Goal 1: Do statements (a) to (c) agree with the excerpt on the master equation? (a) Each transition corresponds to an operator. (b) The second term vanishes because of the assumption. (c) The closing sentence calls the result a solution to the master equation. Answer yes or no for each and quote the deciding words from the excerpt.

Source text:
[start]

We can also arrive at a master equation. Now say we have a probability,

$\psi_{i_1...i_k}$ of having $i_1$ things in state 1, $i_k$ things in state $k$ etc. We write

$\psi = \sum \psi_{i_1...i_k}z_1^{i_1}\cdots z_k^{i_k}$

and $a_i^\dagger \psi = z_i \psi$, $a_i\psi = \frac{\partial}{\partial z_i} \psi$ then the master equation says

$\frac{d}{dt}\psi = H\psi$

Each transition corresponds to an operator. There is a term $a_1^{\dagger n_1}\cdots a_k^{\dagger n_1} a_1^{m_1}\cdots a_k^{m_k}$

In general, the master equation is written as

$H = \sum_{\tau \in T} r(\tau) (a_1^{\dagger n_1(\tau)}\cdots a_k^{\dagger n_k(\tau)}a_1^{m_1(\tau)}\cdots a_k^{m_k(\tau)}- N_1^{\underline m_1}\cdots N_k^{\underline m_k})$

We will attempt to solve $H\Psi = 0$, by trying

$\Psi = \prod_{i=1}^k \sum_{n_i = 0}^\infty \frac{\alpha_i^{n_i}}{n_i!} z_i^{n_i} = \prod_{i=1}^k e^{\alpha_i z_i}$
$(a_1^{\dagger n_1(\tau)}\cdots a_k^{\dagger n_k(\tau)}) \Psi = (z_1^{n_1(\tau)}\cdots z_k^{n_k(\tau)})\Psi$
$(a_1^{m_1(\tau)}\cdots a_k^{m_k(\tau)}) \Psi = (\alpha_1^{m_1(\tau)}\cdots \alpha_k^{m_k(\tau)}) \Psi$
$(N_1^{\underline m_1}\cdots N_k^{\underline m_k})\Psi = (a_1^{\dagger m_1(\tau)} a_1^{m_1(\tau)})\cdots (a_k^{\dagger m_k(\tau)} a_k^{m_k(\tau)})\Psi = (\alpha_1^{m_1(\tau)}\cdots \alpha_k^{m_k(\tau)})(z_1^{m_1(\tau)}\cdots z_k^{m_k(\tau)})\Psi$

So the master equation acting on $\Psi$ becomes

$H\Psi = \sum_{\tau \in T} r(\tau)(\alpha_1^{m_1(\tau)}\cdots \alpha_k^{m_k(\tau)})\left(z_1^{n_1(\tau)}\cdots z_k^{n_k(\tau)} - z_1^{m_1(\tau)}\cdots z_k^{m_k(\tau)}\right) \Psi$

We will assume that

$H\Psi = 0$

From which it follows that

$\frac{d}{d z_i}H\Psi = 0$

We will make use of the compact notation for the Hamiltonian as

$H = \sum_{\tau} r(\tau)\alpha^{m(\tau)}(z^{n(\tau)}-z^{m(\tau)})$
$\frac{d}{d z_i}H\Psi = \frac{d H}{d z_i}\Psi + \frac{d\Psi}{dz_i}H$

This becomes

$\sum_{\tau} r(\tau)\alpha^{m(\tau)}(n_i z^{n'(\tau)}-m_i z^{m'(\tau)}) \Psi + \alpha_i H \Psi=0$

but from the assumption, the second term vanishes. Hence,

$\sum_{\tau} r(\tau)\alpha^{m(\tau)}(n_i z^{n'(\tau)}-m_i z^{m'(\tau)}) \Psi=0$

and we let

$z_1=z_2=z_3=...=z_k=1$

which yields a solution for non-zero $\Psi$ as

$\sum_{\tau} r(\tau)\alpha^{m(\tau)}(n_i -m_i)=0$

which gives a solution to the rate equation, as asserted. Creation ex nihilo, something from nothing.

[end]

Material shown:
[start]

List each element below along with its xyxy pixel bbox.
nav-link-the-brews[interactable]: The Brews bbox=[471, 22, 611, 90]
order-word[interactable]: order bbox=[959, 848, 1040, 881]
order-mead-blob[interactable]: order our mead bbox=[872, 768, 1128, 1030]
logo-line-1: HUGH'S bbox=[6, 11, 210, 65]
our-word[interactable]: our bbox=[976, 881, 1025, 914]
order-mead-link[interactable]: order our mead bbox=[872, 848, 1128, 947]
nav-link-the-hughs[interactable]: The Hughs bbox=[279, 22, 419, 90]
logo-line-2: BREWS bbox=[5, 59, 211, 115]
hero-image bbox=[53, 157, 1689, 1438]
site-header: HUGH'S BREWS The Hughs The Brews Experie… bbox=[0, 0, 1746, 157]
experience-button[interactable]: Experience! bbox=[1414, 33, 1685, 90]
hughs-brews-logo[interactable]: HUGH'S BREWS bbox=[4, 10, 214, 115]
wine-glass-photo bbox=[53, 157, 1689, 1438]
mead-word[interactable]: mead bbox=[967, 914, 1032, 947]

[end]

Goal 2: Update the records by replacing every "The Hughs" with "The Family", leaving everything else unchanged.

Output 1:
(a) Yes: "Each transition corresponds to an operator."
(b) Yes: "but from the assumption, the second term vanishes."
(c) No: "which gives a solution to the rate equation, as asserted."

Output 2:
List each element below along with its xyxy pixel bbox.
nav-link-the-brews[interactable]: The Brews bbox=[471, 22, 611, 90]
order-word[interactable]: order bbox=[959, 848, 1040, 881]
order-mead-blob[interactable]: order our mead bbox=[872, 768, 1128, 1030]
logo-line-1: HUGH'S bbox=[6, 11, 210, 65]
our-word[interactable]: our bbox=[976, 881, 1025, 914]
order-mead-link[interactable]: order our mead bbox=[872, 848, 1128, 947]
nav-link-the-hughs[interactable]: The Family bbox=[279, 22, 419, 90]
logo-line-2: BREWS bbox=[5, 59, 211, 115]
hero-image bbox=[53, 157, 1689, 1438]
site-header: HUGH'S BREWS The Family The Brews Experie… bbox=[0, 0, 1746, 157]
experience-button[interactable]: Experience! bbox=[1414, 33, 1685, 90]
hughs-brews-logo[interactable]: HUGH'S BREWS bbox=[4, 10, 214, 115]
wine-glass-photo bbox=[53, 157, 1689, 1438]
mead-word[interactable]: mead bbox=[967, 914, 1032, 947]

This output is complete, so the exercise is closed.